* [Rows]:
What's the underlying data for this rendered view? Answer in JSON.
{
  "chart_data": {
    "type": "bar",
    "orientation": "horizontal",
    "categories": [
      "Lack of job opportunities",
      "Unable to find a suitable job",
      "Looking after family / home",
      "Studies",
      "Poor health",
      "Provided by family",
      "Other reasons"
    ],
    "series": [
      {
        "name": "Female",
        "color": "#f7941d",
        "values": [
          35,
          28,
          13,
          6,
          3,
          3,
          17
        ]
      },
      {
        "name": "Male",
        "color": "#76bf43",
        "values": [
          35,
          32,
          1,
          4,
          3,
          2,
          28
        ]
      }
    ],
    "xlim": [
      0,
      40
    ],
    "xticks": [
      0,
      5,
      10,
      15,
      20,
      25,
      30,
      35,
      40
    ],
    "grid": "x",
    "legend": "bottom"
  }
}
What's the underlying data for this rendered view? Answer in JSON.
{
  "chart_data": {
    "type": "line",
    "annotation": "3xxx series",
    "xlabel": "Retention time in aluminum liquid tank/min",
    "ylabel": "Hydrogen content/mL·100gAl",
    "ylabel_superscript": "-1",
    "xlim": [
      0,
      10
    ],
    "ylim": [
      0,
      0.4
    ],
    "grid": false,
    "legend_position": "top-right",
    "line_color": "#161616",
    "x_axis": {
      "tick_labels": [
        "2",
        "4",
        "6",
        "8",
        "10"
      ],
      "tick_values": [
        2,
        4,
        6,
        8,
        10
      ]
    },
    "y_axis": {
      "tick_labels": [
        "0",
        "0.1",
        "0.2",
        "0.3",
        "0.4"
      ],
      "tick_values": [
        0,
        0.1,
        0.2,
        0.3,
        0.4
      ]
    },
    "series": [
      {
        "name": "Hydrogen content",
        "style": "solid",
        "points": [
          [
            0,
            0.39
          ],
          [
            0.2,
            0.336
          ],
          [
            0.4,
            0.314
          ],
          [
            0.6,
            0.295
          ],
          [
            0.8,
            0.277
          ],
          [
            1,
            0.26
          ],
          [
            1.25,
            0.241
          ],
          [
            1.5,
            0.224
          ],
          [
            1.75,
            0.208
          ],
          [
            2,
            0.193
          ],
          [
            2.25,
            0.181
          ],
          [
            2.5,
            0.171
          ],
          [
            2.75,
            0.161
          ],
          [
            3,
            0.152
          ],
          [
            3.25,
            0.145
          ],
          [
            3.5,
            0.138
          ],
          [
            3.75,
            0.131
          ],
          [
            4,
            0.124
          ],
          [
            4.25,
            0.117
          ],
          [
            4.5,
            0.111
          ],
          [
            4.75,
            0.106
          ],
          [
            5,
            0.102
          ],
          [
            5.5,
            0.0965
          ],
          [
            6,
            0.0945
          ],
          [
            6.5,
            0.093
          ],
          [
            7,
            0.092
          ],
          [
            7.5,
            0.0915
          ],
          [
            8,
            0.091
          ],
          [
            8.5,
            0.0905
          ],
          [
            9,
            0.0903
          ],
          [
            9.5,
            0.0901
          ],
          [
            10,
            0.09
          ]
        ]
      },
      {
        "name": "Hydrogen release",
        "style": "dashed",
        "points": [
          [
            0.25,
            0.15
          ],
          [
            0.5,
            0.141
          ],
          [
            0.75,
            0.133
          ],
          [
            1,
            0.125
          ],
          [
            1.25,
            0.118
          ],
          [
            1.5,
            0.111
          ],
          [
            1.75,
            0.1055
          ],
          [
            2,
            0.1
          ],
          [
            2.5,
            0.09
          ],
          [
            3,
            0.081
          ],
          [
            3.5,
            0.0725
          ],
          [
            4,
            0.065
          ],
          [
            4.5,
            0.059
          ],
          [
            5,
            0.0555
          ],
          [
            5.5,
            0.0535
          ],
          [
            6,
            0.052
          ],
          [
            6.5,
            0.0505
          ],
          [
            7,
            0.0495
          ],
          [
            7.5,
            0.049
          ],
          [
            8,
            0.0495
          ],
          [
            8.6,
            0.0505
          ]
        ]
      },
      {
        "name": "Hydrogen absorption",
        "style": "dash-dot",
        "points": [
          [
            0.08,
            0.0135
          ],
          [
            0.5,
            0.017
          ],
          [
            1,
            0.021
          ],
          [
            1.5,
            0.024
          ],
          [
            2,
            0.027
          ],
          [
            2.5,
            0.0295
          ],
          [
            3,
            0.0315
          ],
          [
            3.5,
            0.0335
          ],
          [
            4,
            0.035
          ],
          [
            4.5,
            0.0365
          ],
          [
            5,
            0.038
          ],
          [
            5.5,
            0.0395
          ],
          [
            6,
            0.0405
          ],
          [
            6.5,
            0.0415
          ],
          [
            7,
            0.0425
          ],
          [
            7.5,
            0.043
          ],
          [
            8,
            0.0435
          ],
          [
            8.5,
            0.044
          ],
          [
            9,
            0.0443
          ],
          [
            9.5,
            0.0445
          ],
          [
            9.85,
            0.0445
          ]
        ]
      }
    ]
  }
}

* [Aim]: Write every record out again, unaltered.

* [Written answer]:
What's the underlying data for this rendered view? Answer in JSON.
{
  "chart_data": {
    "type": "bar",
    "orientation": "horizontal",
    "categories": [
      "Lack of job opportunities",
      "Unable to find a suitable job",
      "Looking after family / home",
      "Studies",
      "Poor health",
      "Provided by family",
      "Other reasons"
    ],
    "series": [
      {
        "name": "Female",
        "color": "#f7941d",
        "values": [
          35,
          28,
          13,
          6,
          3,
          3,
          17
        ]
      },
      {
        "name": "Male",
        "color": "#76bf43",
        "values": [
          35,
          32,
          1,
          4,
          3,
          2,
          28
        ]
      }
    ],
    "xlim": [
      0,
      40
    ],
    "xticks": [
      0,
      5,
      10,
      15,
      20,
      25,
      30,
      35,
      40
    ],
    "grid": "x",
    "legend": "bottom"
  }
}
What's the underlying data for this rendered view? Answer in JSON.
{
  "chart_data": {
    "type": "line",
    "annotation": "3xxx series",
    "xlabel": "Retention time in aluminum liquid tank/min",
    "ylabel": "Hydrogen content/mL·100gAl",
    "ylabel_superscript": "-1",
    "xlim": [
      0,
      10
    ],
    "ylim": [
      0,
      0.4
    ],
    "grid": false,
    "legend_position": "top-right",
    "line_color": "#161616",
    "x_axis": {
      "tick_labels": [
        "2",
        "4",
        "6",
        "8",
        "10"
      ],
      "tick_values": [
        2,
        4,
        6,
        8,
        10
      ]
    },
    "y_axis": {
      "tick_labels": [
        "0",
        "0.1",
        "0.2",
        "0.3",
        "0.4"
      ],
      "tick_values": [
        0,
        0.1,
        0.2,
        0.3,
        0.4
      ]
    },
    "series": [
      {
        "name": "Hydrogen content",
        "style": "solid",
        "points": [
          [
            0,
            0.39
          ],
          [
            0.2,
            0.336
          ],
          [
            0.4,
            0.314
          ],
          [
            0.6,
            0.295
          ],
          [
            0.8,
            0.277
          ],
          [
            1,
            0.26
          ],
          [
            1.25,
            0.241
          ],
          [
            1.5,
            0.224
          ],
          [
            1.75,
            0.208
          ],
          [
            2,
            0.193
          ],
          [
            2.25,
            0.181
          ],
          [
            2.5,
            0.171
          ],
          [
            2.75,
            0.161
          ],
          [
            3,
            0.152
          ],
          [
            3.25,
            0.145
          ],
          [
            3.5,
            0.138
          ],
          [
            3.75,
            0.131
          ],
          [
            4,
            0.124
          ],
          [
            4.25,
            0.117
          ],
          [
            4.5,
            0.111
          ],
          [
            4.75,
            0.106
          ],
          [
            5,
            0.102
          ],
          [
            5.5,
            0.0965
          ],
          [
            6,
            0.0945
          ],
          [
            6.5,
            0.093
          ],
          [
            7,
            0.092
          ],
          [
            7.5,
            0.0915
          ],
          [
            8,
            0.091
          ],
          [
            8.5,
            0.0905
          ],
          [
            9,
            0.0903
          ],
          [
            9.5,
            0.0901
          ],
          [
            10,
            0.09
          ]
        ]
      },
      {
        "name": "Hydrogen release",
        "style": "dashed",
        "points": [
          [
            0.25,
            0.15
          ],
          [
            0.5,
            0.141
          ],
          [
            0.75,
            0.133
          ],
          [
            1,
            0.125
          ],
          [
            1.25,
            0.118
          ],
          [
            1.5,
            0.111
          ],
          [
            1.75,
            0.1055
          ],
          [
            2,
            0.1
          ],
          [
            2.5,
            0.09
          ],
          [
            3,
            0.081
          ],
          [
            3.5,
            0.0725
          ],
          [
            4,
            0.065
          ],
          [
            4.5,
            0.059
          ],
          [
            5,
            0.0555
          ],
          [
            5.5,
            0.0535
          ],
          [
            6,
            0.052
          ],
          [
            6.5,
            0.0505
          ],
          [
            7,
            0.0495
          ],
          [
            7.5,
            0.049
          ],
          [
            8,
            0.0495
          ],
          [
            8.6,
            0.0505
          ]
        ]
      },
      {
        "name": "Hydrogen absorption",
        "style": "dash-dot",
        "points": [
          [
            0.08,
            0.0135
          ],
          [
            0.5,
            0.017
          ],
          [
            1,
            0.021
          ],
          [
            1.5,
            0.024
          ],
          [
            2,
            0.027
          ],
          [
            2.5,
            0.0295
          ],
          [
            3,
            0.0315
          ],
          [
            3.5,
            0.0335
          ],
          [
            4,
            0.035
          ],
          [
            4.5,
            0.0365
          ],
          [
            5,
            0.038
          ],
          [
            5.5,
            0.0395
          ],
          [
            6,
            0.0405
          ],
          [
            6.5,
            0.0415
          ],
          [
            7,
            0.0425
          ],
          [
            7.5,
            0.043
          ],
          [
            8,
            0.0435
          ],
          [
            8.5,
            0.044
          ],
          [
            9,
            0.0443
          ],
          [
            9.5,
            0.0445
          ],
          [
            9.85,
            0.0445
          ]
        ]
      }
    ]
  }
}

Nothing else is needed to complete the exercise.